▸ Set exercise
Review the material line by line. Identify and copy every line that contains the string "Growing".
---
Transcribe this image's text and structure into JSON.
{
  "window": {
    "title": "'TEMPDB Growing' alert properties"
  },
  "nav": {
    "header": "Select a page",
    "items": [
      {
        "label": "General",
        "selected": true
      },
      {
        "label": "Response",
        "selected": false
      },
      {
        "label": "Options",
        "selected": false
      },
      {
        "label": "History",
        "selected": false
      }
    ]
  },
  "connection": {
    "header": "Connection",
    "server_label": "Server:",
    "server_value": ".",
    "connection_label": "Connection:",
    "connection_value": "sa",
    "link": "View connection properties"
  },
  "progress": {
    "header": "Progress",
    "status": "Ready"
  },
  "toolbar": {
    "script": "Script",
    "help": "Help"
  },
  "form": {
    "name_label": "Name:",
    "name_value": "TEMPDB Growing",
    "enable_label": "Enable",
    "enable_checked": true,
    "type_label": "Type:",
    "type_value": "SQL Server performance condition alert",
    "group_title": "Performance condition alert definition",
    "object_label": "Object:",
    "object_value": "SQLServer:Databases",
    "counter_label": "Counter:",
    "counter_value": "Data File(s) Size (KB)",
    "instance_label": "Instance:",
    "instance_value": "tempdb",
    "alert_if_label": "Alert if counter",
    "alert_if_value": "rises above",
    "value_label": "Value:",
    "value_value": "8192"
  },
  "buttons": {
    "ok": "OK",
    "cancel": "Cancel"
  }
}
---
▸ Finished exercise
    "title": "'TEMPDB Growing' alert properties"
    "name_value": "TEMPDB Growing",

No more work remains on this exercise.